Directive =>
In the data below, find every line with the string "サイバー攻撃関連通信や被害の量" and pull it out.

Records from a data collection =>
#####
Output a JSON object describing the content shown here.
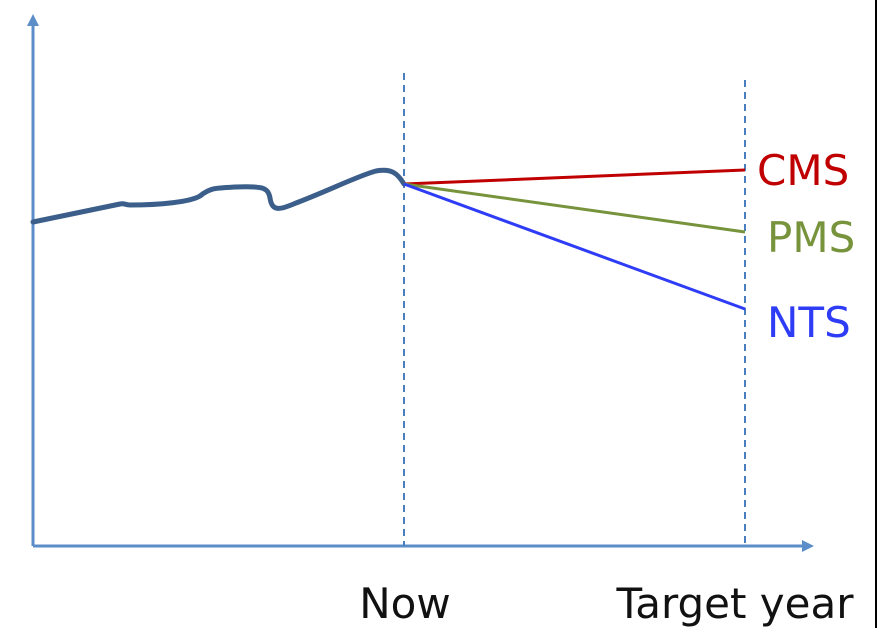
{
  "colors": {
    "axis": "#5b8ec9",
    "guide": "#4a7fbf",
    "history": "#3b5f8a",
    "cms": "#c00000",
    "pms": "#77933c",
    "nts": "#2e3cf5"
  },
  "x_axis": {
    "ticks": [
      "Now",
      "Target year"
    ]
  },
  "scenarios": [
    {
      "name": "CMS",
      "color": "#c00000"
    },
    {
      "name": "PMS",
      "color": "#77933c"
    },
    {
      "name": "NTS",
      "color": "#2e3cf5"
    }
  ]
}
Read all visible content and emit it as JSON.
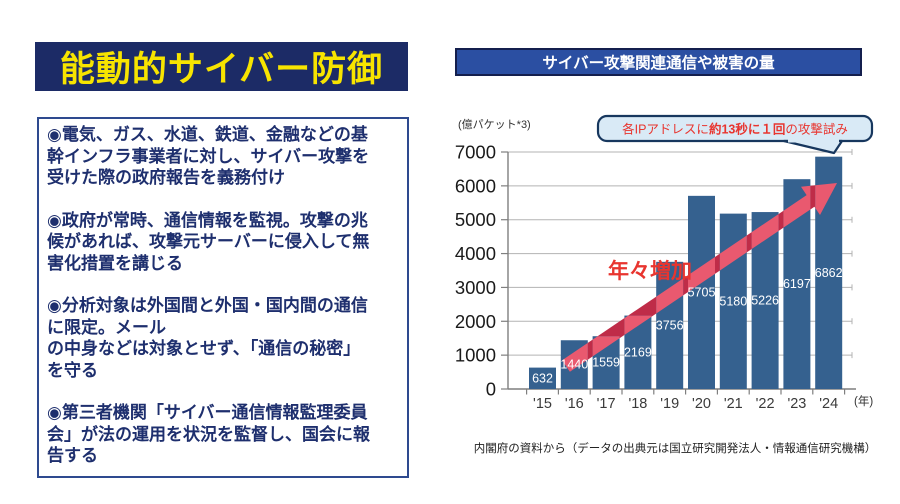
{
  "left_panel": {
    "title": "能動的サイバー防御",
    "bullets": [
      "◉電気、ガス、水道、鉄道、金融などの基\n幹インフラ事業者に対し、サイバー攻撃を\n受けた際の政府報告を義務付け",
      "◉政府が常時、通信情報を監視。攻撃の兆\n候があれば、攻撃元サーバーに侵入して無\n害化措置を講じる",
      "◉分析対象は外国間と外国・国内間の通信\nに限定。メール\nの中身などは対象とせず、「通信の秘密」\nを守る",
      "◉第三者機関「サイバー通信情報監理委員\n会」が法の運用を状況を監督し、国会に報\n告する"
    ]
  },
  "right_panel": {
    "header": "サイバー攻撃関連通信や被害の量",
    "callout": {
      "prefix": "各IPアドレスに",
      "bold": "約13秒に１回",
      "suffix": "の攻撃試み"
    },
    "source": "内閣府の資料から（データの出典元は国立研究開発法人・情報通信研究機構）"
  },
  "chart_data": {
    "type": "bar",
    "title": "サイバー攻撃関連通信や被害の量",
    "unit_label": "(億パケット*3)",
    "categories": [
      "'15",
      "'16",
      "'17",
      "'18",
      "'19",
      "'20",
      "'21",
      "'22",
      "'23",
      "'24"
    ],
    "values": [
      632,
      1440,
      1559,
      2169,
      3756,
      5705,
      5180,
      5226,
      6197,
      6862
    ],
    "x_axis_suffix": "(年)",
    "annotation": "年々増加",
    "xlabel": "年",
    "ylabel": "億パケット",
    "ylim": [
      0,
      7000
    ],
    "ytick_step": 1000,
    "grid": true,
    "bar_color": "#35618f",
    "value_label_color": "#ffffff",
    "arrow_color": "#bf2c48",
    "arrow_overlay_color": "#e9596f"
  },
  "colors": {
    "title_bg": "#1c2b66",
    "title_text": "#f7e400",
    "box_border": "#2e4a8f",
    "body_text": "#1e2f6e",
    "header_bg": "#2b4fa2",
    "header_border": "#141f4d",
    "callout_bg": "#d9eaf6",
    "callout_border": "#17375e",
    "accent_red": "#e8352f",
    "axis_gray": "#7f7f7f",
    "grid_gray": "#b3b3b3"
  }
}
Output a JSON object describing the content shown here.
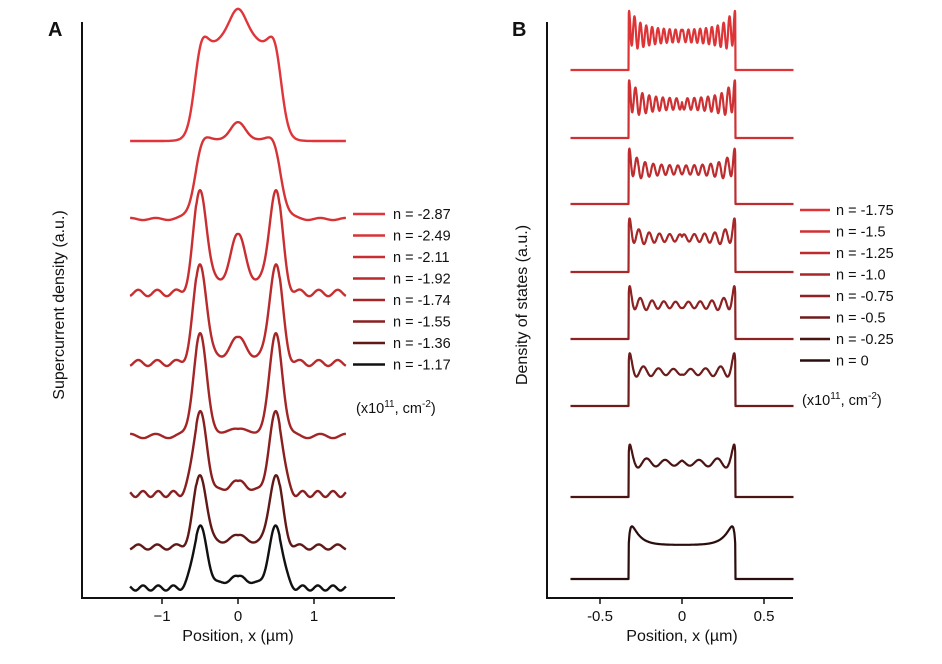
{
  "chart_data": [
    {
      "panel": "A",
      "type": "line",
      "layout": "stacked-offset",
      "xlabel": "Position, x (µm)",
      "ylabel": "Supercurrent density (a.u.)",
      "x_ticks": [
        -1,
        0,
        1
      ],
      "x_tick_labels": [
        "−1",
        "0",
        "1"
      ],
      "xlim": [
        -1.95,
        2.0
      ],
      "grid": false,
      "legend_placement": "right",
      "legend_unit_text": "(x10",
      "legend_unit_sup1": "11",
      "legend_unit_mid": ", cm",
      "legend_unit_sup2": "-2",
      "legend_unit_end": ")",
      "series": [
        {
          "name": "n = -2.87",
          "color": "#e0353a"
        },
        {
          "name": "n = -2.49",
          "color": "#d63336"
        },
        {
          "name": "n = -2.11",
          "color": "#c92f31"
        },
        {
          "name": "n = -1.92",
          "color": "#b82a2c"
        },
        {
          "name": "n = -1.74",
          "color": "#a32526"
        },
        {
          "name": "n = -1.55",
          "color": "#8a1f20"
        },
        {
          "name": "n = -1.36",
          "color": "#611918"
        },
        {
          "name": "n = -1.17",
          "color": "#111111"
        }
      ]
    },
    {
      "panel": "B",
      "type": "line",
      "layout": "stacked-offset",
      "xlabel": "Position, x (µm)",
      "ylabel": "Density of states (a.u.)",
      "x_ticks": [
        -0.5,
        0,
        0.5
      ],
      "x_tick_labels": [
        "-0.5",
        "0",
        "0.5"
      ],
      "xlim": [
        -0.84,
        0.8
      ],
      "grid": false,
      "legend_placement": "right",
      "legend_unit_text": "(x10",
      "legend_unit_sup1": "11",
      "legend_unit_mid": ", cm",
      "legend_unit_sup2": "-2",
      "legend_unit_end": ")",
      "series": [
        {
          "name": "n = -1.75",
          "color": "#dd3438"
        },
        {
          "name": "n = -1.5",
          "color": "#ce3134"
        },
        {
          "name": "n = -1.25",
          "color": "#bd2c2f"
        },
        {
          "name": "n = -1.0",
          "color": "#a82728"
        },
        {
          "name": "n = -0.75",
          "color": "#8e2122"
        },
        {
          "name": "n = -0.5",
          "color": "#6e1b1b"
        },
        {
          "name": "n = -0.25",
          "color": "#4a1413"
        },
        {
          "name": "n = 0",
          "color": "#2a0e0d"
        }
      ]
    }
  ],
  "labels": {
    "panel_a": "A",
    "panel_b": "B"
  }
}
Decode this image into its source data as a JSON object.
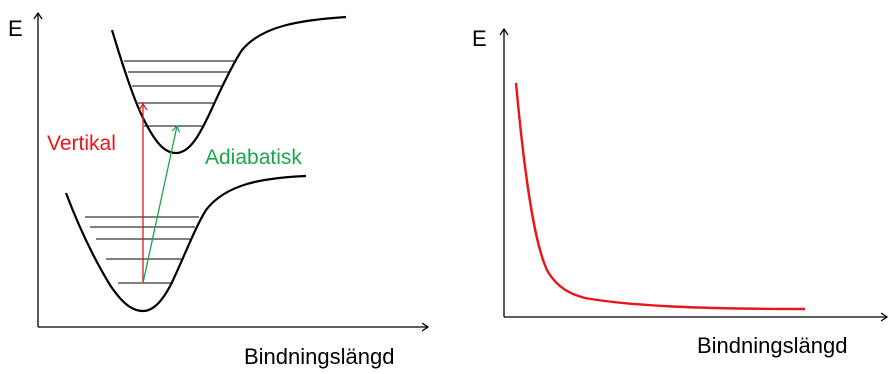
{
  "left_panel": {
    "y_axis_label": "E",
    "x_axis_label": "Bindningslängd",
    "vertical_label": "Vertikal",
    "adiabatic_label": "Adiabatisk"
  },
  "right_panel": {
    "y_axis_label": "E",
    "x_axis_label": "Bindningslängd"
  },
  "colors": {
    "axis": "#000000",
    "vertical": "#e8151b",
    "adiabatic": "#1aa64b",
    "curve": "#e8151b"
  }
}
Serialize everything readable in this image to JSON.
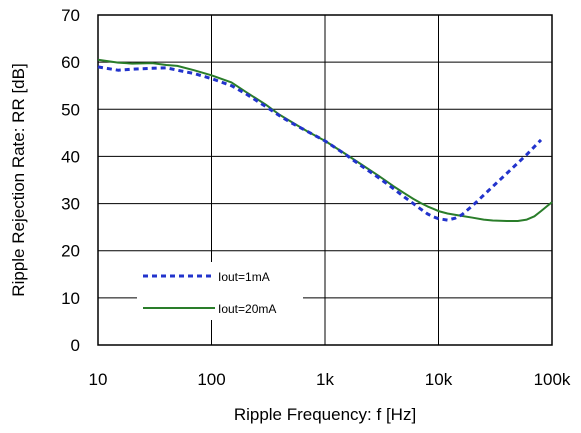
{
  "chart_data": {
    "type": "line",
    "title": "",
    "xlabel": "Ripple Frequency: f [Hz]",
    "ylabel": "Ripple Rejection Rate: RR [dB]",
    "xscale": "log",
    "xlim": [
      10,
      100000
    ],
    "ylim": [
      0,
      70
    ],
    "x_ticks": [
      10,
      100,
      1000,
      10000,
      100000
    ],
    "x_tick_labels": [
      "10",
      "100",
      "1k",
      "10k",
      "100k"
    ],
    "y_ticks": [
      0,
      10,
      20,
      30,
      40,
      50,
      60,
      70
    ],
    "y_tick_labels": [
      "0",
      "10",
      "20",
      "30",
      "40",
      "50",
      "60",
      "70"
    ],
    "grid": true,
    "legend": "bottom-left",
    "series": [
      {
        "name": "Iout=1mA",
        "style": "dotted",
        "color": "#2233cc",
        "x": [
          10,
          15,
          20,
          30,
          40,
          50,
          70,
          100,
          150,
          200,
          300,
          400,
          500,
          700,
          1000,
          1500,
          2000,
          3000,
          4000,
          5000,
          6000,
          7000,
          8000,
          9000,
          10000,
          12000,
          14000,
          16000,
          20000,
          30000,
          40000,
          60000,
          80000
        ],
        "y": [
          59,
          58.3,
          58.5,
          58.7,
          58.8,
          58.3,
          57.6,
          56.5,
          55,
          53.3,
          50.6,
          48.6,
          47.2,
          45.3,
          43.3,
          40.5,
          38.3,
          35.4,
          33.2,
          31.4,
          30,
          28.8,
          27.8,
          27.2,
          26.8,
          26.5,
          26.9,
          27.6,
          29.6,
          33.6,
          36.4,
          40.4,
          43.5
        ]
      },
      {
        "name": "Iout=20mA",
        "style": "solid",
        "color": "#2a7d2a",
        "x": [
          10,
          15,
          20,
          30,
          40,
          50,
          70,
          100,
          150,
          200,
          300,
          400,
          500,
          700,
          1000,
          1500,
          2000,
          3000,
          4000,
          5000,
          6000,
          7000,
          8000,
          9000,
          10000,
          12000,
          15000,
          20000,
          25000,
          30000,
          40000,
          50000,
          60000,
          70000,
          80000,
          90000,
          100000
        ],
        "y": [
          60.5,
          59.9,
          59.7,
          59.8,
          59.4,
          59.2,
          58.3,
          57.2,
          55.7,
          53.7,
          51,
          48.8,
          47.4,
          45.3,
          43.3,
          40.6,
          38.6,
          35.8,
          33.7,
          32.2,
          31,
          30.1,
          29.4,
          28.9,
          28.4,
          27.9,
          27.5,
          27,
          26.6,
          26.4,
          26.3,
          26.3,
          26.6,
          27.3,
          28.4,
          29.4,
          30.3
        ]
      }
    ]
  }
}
#####
Output below =>
    "header": "サイバー攻撃関連通信や被害の量",
    "title": "サイバー攻撃関連通信や被害の量",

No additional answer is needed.